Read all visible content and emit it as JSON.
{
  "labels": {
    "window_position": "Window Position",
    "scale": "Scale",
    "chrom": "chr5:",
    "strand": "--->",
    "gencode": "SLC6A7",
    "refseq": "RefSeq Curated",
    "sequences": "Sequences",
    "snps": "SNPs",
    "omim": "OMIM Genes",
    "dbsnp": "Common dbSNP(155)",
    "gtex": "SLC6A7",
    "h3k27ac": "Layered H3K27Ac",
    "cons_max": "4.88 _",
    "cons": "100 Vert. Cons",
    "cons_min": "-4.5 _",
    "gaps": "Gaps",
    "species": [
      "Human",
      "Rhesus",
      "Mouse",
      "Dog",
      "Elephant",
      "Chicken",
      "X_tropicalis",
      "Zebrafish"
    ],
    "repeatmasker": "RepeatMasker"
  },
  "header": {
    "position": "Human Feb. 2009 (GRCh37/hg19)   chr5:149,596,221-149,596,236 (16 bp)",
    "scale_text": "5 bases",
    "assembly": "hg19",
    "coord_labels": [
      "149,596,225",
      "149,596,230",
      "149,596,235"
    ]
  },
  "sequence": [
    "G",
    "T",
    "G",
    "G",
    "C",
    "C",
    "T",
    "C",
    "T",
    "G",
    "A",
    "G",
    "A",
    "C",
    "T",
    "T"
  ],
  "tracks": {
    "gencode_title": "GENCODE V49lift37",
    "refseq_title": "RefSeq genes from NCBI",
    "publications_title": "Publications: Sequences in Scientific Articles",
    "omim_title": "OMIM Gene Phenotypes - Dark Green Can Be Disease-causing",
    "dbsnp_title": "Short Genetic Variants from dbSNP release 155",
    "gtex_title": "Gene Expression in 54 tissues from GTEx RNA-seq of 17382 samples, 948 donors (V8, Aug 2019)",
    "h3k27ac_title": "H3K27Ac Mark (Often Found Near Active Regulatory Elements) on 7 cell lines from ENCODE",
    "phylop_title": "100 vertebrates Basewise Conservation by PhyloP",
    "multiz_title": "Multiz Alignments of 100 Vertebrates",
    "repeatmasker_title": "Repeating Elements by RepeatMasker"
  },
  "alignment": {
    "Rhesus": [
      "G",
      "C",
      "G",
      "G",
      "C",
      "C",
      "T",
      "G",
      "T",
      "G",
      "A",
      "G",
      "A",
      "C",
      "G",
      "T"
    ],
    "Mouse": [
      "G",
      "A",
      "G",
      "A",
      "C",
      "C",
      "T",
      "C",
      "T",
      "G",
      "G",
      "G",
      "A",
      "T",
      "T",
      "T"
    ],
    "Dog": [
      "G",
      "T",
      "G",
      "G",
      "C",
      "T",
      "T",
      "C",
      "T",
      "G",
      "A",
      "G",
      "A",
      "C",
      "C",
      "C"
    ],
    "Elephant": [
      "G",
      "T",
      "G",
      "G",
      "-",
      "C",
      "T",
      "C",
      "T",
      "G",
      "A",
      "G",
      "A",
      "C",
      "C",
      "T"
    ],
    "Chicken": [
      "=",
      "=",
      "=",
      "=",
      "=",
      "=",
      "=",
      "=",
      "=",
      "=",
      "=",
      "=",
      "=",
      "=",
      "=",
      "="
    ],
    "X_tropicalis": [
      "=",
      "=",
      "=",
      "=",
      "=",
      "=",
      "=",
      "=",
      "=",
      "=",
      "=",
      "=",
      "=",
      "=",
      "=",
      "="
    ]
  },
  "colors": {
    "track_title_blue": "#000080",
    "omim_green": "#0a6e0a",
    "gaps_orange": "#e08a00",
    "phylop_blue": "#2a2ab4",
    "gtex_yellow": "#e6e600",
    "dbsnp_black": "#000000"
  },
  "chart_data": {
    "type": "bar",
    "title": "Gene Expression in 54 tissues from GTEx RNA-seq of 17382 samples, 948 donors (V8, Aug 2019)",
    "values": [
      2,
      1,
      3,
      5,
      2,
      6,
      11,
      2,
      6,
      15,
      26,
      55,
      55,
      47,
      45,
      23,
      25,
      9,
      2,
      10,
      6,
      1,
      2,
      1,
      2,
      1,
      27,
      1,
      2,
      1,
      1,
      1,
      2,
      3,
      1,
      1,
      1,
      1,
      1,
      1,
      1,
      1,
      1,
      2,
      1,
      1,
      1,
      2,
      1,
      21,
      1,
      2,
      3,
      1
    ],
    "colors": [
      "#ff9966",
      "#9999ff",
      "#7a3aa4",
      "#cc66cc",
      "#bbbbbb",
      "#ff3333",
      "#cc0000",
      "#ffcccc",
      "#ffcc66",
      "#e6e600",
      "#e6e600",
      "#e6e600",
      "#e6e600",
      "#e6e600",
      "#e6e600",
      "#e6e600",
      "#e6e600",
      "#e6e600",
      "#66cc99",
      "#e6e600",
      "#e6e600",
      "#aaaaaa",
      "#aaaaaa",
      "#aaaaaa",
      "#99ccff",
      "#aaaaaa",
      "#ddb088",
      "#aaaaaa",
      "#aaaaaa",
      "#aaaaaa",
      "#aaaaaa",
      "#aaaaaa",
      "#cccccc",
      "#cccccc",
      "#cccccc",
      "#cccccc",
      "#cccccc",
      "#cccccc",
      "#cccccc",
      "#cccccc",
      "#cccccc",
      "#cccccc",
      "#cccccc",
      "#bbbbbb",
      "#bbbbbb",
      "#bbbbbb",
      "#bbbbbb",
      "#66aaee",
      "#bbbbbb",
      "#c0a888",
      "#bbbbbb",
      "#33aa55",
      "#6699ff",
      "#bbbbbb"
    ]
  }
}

■ Problem
From the listing above, count every line where the word "Sequences" occurs; the answer is that number and nothing else.

■ Result for this exercise
2